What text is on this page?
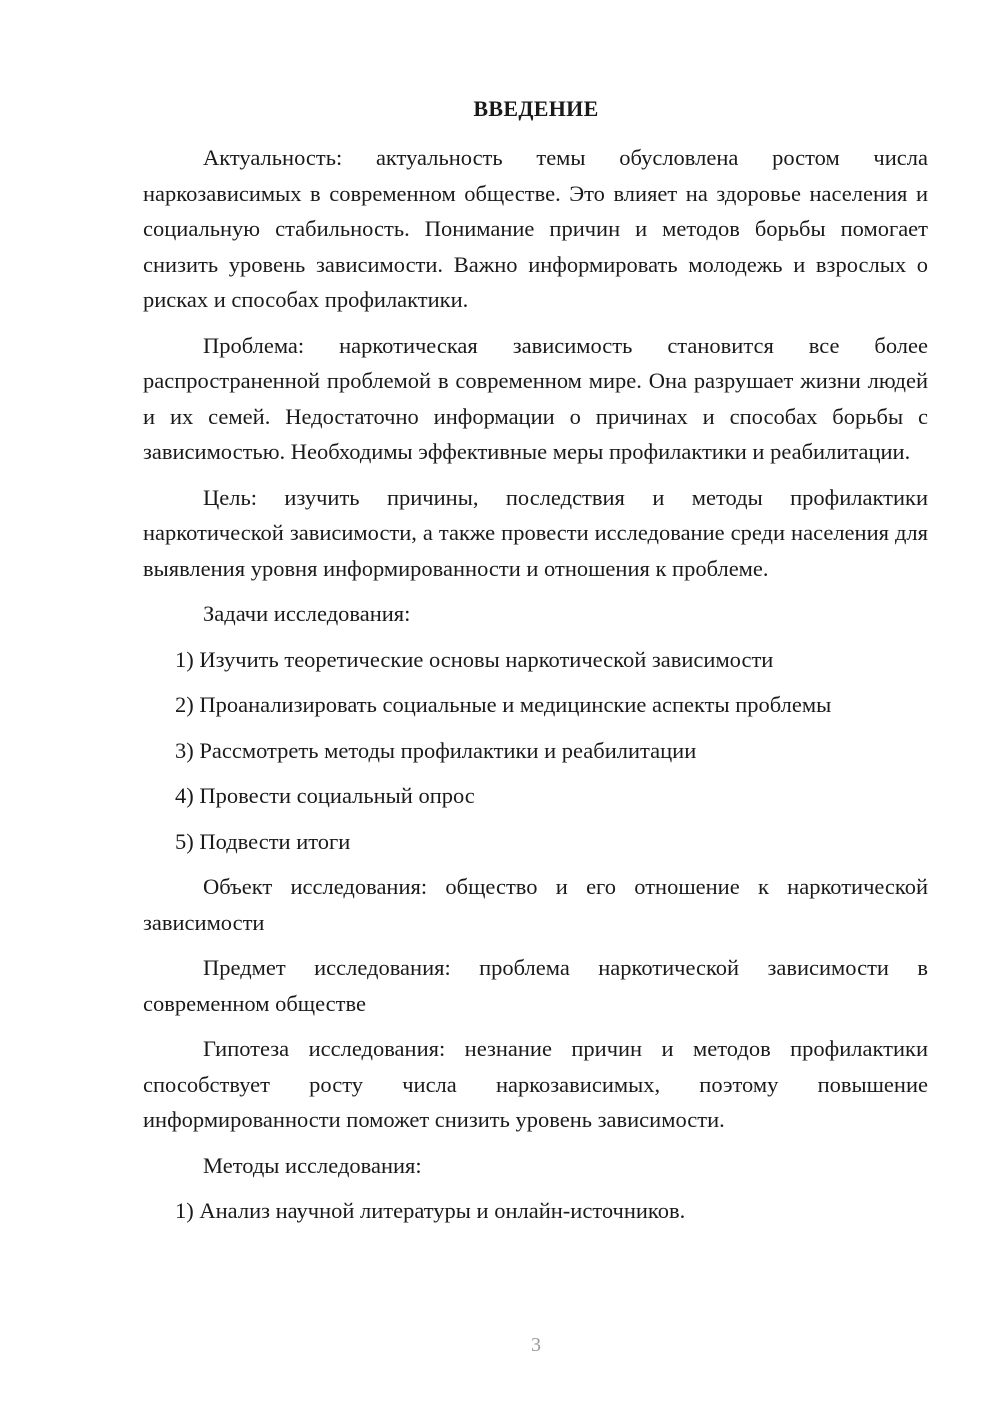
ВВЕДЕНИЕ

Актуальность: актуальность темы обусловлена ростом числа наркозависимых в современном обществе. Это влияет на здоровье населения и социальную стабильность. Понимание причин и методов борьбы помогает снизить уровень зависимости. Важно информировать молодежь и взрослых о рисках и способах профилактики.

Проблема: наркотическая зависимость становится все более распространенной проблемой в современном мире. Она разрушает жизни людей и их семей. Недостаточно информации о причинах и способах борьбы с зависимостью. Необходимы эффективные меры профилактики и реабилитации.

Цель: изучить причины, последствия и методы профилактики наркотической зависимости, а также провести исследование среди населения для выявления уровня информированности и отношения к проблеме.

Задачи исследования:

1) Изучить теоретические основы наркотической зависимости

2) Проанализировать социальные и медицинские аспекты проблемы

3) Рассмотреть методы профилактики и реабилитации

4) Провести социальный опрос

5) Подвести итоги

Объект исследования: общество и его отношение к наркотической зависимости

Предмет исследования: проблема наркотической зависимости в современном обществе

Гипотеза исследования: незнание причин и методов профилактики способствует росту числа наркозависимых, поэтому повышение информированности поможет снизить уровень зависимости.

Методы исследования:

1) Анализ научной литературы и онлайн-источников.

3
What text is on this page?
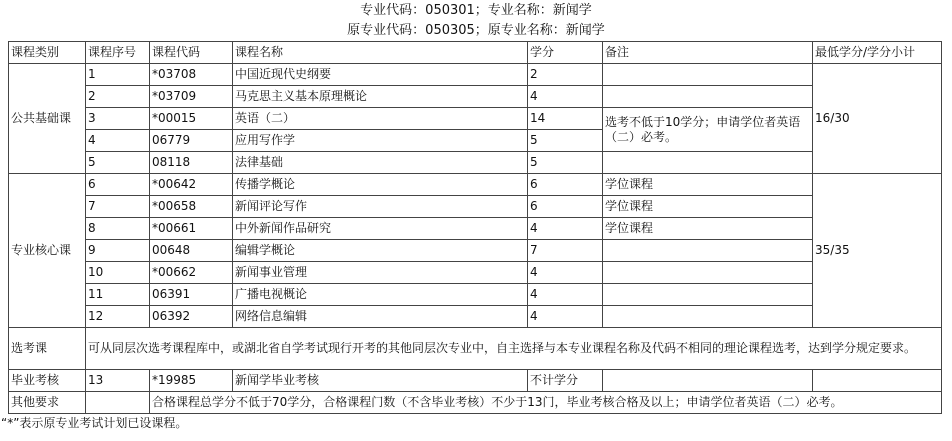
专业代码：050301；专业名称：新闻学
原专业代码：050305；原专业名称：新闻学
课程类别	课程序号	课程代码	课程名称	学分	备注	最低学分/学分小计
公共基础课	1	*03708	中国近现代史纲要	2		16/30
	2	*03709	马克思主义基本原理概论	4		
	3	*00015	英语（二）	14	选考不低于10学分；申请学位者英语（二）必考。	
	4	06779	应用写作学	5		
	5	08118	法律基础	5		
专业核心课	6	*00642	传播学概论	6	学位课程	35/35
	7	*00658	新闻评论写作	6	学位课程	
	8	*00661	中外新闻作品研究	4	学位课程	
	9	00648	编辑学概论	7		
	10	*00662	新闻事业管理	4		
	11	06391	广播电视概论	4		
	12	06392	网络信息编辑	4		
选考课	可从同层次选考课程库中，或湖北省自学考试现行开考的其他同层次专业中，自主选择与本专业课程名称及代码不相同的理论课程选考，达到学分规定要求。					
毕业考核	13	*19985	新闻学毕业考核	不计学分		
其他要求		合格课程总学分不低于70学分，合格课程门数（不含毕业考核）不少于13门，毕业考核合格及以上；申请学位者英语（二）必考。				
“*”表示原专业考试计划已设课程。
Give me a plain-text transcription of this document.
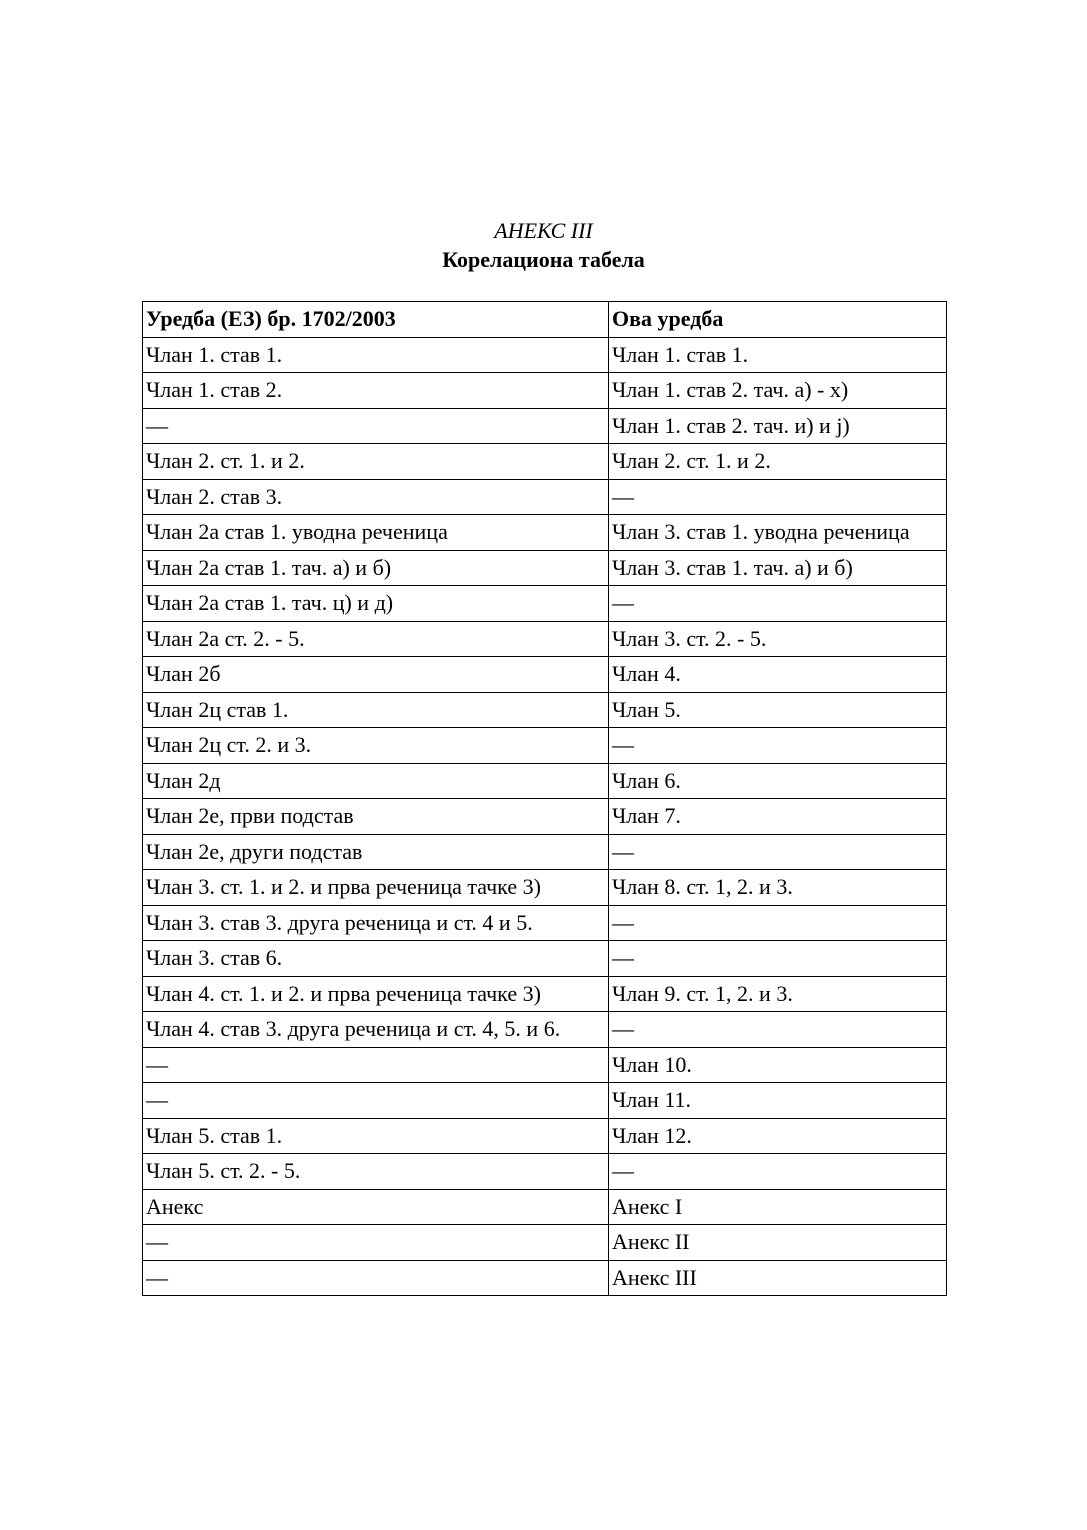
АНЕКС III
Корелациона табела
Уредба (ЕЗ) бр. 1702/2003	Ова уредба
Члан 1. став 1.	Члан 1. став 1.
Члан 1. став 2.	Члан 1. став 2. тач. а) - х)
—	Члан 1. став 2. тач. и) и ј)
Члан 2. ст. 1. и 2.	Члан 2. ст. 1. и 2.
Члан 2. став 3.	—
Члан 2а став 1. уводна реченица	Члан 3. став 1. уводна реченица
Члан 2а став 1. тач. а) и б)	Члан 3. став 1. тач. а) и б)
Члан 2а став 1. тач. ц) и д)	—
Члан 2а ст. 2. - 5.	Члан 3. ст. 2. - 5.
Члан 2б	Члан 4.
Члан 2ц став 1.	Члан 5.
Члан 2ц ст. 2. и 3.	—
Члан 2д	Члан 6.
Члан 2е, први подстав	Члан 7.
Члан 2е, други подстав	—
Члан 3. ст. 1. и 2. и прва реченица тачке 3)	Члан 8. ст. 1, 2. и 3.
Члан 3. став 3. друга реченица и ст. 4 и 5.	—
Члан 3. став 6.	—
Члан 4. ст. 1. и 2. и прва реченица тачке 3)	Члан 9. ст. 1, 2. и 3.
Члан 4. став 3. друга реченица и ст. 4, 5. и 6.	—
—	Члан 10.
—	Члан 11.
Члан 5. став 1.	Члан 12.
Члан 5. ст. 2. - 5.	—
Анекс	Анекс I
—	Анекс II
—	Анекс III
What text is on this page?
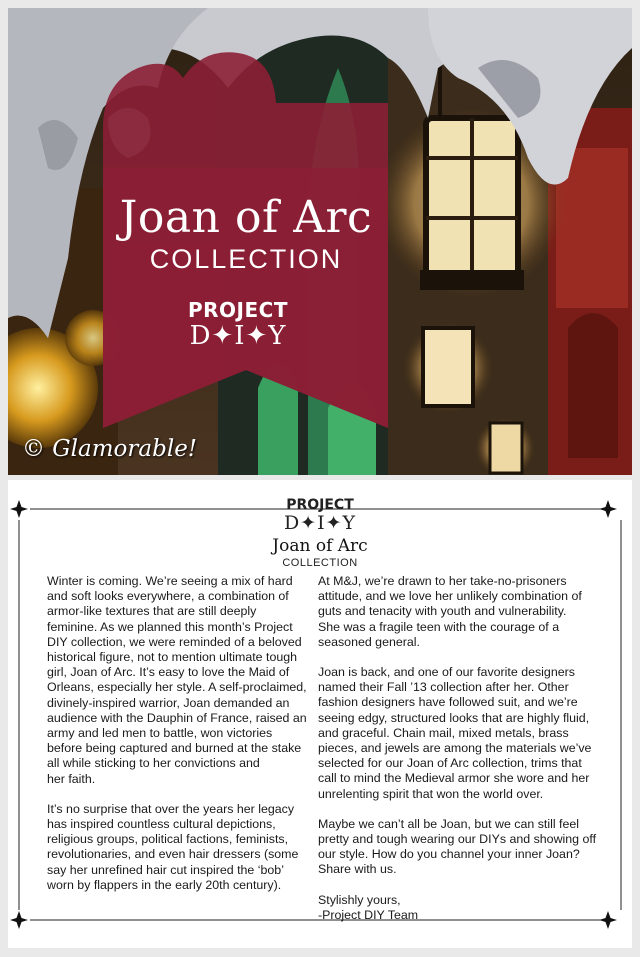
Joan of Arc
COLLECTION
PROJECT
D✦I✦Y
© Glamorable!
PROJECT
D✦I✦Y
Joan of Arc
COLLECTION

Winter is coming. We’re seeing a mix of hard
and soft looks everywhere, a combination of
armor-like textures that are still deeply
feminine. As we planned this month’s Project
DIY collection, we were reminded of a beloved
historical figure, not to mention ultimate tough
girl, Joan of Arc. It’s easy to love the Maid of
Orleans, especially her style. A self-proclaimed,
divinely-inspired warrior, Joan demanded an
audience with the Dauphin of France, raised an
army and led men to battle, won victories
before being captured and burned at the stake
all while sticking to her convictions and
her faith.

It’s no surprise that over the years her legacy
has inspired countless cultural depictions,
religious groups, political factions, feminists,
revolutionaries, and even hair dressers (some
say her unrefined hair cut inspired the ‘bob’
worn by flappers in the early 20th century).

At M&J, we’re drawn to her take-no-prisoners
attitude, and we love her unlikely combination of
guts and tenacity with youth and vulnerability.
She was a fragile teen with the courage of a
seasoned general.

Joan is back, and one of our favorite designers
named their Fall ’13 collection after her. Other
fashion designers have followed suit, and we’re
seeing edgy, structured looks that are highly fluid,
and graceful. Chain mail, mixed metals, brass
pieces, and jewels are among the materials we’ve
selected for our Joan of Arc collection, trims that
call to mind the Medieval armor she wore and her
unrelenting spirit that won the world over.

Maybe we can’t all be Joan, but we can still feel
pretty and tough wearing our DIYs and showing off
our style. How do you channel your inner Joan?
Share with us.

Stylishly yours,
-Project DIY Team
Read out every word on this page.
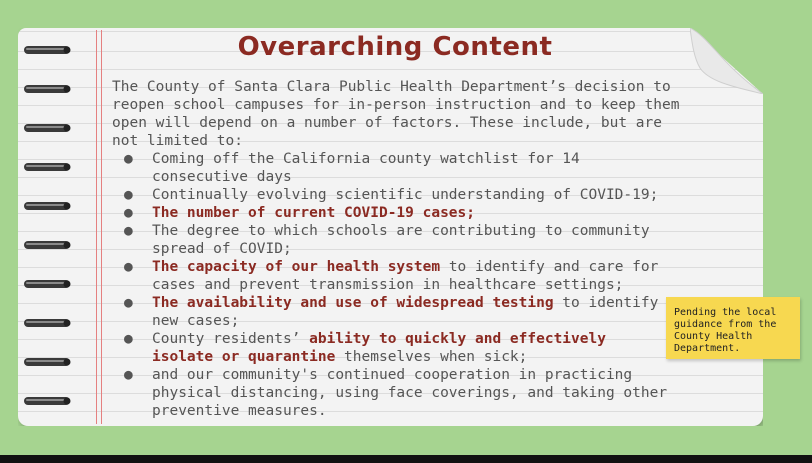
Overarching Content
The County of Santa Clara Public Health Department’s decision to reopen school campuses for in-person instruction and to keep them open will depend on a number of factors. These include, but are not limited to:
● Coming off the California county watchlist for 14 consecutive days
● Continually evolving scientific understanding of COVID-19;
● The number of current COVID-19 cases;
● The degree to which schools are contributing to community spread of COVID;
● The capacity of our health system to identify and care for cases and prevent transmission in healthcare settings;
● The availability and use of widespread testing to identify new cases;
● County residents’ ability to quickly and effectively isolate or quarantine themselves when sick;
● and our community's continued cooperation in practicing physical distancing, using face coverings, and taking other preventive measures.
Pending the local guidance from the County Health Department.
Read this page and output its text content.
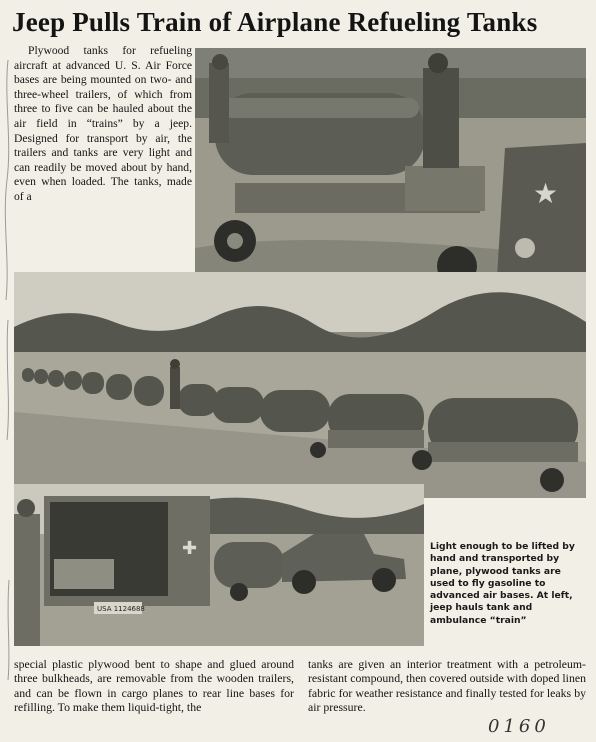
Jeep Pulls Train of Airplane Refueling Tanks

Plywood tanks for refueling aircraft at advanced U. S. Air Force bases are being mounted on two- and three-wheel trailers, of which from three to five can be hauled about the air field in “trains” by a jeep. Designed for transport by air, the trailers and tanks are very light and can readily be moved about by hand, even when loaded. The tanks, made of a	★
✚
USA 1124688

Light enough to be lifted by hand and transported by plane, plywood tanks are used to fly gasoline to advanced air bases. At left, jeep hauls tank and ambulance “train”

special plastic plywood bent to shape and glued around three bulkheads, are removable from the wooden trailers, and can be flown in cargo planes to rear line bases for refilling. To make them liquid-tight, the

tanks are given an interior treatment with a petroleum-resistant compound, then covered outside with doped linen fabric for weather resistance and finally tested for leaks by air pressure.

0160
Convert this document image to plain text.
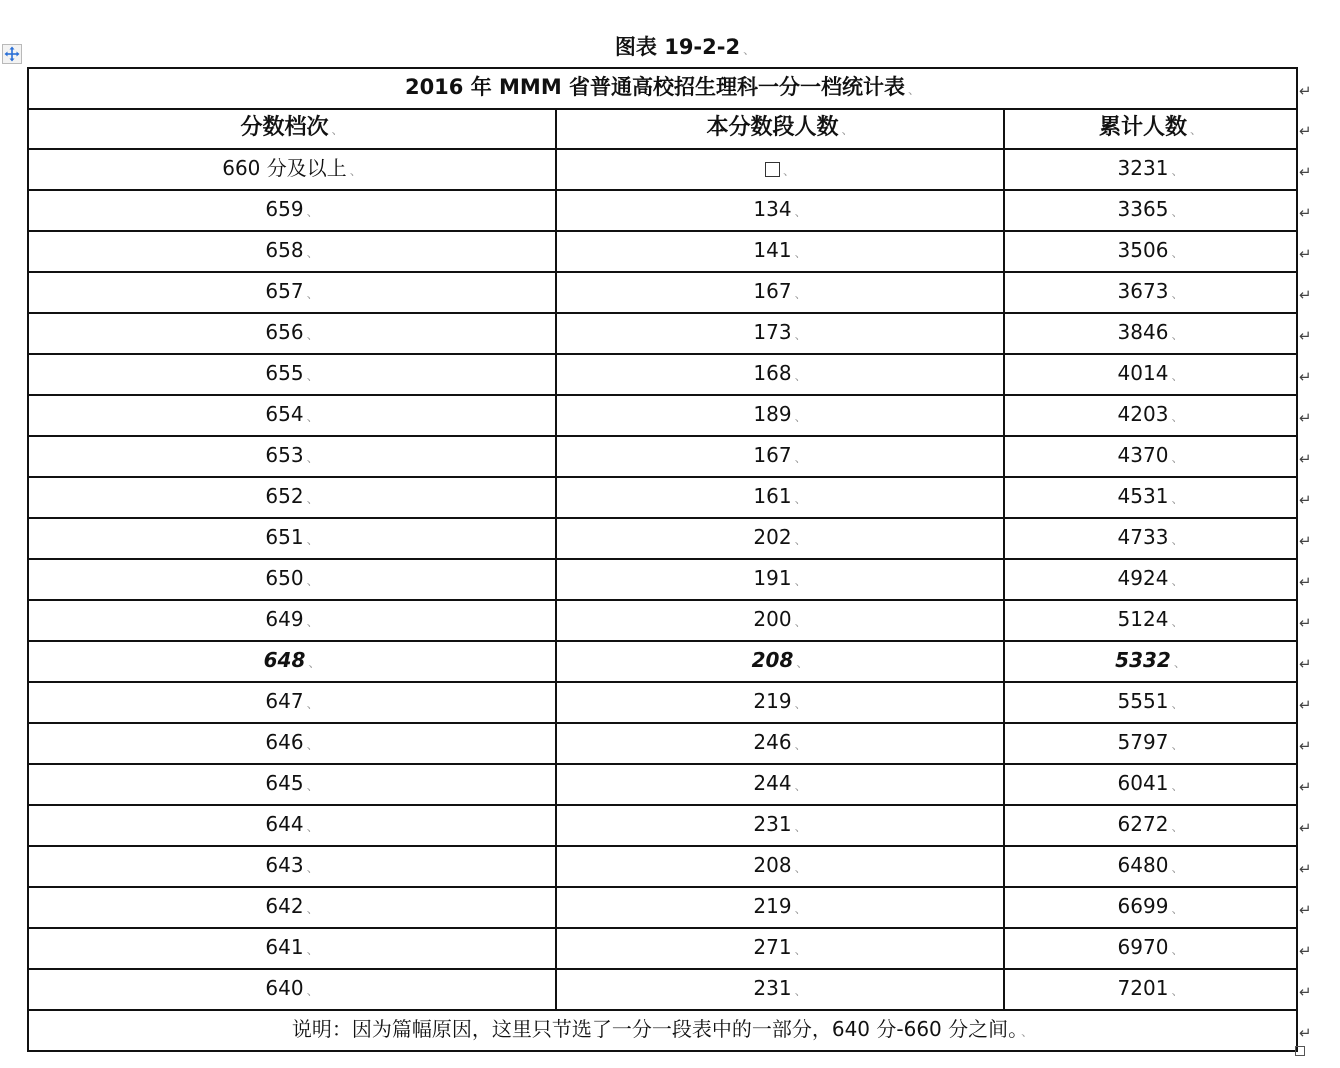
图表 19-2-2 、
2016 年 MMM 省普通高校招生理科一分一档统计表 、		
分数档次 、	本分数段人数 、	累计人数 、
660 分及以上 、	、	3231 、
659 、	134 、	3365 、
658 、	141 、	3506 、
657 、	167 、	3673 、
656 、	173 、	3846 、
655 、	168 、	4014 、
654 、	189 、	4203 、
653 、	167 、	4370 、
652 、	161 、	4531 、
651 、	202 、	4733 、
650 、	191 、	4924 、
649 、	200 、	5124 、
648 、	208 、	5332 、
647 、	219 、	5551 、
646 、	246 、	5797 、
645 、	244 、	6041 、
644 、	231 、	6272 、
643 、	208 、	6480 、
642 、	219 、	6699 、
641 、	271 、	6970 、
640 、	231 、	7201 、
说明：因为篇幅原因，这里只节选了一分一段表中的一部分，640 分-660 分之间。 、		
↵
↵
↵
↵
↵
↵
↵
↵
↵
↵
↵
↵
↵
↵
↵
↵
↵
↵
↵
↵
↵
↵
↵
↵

● **What you should do**: Show every line from the listing above in which the string "trailers" appears.

● **Task output**:
Plywood tanks for refueling aircraft at advanced U. S. Air Force bases are being mounted on two- and three-wheel trailers, of which from three to five can be hauled about the air field in “trains” by a jeep. Designed for transport by air, the trailers and tanks are very light and can readily be moved about by hand, even when loaded. The tanks, made of a	★
special plastic plywood bent to shape and glued around three bulkheads, are removable from the wooden trailers, and can be flown in cargo planes to rear line bases for refilling. To make them liquid-tight, the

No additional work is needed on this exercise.